**Problem to solve:**
Find the lines below that contain the string "name". Copy each one.

**Excerpted records:**

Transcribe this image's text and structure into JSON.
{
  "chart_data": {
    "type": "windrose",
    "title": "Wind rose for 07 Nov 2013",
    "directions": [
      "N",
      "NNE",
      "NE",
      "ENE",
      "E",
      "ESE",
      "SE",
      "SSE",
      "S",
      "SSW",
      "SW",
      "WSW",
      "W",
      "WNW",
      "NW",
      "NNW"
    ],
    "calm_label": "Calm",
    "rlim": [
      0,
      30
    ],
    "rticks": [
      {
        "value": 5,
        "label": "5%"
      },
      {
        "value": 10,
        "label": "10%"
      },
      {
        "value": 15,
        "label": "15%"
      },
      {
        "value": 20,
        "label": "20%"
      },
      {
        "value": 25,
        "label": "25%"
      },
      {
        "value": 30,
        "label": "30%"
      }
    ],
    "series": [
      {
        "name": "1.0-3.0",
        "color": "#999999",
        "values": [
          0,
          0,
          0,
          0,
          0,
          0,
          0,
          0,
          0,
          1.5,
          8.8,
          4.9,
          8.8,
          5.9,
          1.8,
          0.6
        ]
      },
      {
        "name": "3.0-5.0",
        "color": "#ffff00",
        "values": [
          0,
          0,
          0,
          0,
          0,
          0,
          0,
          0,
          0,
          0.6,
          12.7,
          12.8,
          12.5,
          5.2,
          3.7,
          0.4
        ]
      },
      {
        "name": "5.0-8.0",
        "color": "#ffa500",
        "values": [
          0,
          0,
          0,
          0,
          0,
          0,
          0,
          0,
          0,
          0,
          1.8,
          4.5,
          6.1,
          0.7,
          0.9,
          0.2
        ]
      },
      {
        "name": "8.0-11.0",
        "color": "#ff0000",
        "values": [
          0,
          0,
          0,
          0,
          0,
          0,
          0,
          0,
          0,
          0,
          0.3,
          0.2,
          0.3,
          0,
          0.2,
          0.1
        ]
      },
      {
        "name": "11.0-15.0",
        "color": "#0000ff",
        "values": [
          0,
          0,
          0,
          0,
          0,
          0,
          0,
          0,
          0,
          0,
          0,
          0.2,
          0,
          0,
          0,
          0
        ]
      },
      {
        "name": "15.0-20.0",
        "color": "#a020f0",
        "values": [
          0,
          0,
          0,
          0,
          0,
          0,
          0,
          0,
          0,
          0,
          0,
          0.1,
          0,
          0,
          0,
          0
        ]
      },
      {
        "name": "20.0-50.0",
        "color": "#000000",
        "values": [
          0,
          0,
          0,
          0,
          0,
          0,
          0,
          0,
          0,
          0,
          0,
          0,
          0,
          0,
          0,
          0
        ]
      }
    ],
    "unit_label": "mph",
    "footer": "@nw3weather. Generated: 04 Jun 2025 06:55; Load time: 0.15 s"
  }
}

**Exercise result:**
        "name": "1.0-3.0",
        "name": "3.0-5.0",
        "name": "5.0-8.0",
        "name": "8.0-11.0",
        "name": "11.0-15.0",
        "name": "15.0-20.0",
        "name": "20.0-50.0",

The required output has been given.